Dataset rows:

------------------------------------------------------------

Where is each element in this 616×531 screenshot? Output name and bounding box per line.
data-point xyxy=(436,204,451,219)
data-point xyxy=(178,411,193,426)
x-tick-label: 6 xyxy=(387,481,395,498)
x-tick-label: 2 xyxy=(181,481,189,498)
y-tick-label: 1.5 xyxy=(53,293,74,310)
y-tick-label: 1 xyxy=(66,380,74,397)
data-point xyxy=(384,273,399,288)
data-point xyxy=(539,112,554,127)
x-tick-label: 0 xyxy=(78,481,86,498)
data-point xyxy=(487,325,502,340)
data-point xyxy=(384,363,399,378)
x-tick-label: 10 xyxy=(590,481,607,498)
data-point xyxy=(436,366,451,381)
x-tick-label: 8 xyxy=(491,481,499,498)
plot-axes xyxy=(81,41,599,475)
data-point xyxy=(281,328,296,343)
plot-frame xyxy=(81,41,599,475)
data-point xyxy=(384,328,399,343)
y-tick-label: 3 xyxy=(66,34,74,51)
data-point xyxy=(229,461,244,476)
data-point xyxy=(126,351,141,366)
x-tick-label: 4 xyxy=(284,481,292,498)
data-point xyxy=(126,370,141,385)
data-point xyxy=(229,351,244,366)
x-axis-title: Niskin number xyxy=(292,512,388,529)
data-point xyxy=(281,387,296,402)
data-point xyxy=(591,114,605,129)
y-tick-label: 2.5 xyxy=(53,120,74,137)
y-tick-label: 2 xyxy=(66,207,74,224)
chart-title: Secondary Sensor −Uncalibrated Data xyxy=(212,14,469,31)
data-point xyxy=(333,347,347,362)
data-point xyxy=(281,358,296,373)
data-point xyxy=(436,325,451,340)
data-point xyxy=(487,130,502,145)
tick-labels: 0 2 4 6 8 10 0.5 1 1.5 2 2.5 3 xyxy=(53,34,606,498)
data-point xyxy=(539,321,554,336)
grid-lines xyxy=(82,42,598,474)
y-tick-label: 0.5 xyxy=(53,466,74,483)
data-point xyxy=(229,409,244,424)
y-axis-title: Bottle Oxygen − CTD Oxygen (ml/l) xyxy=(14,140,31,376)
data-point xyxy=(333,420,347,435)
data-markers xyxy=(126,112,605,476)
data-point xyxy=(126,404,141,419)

------------------------------------------------------------

List every line in the listing above that contains the string "plot".

plot-axes xyxy=(81,41,599,475)
plot-frame xyxy=(81,41,599,475)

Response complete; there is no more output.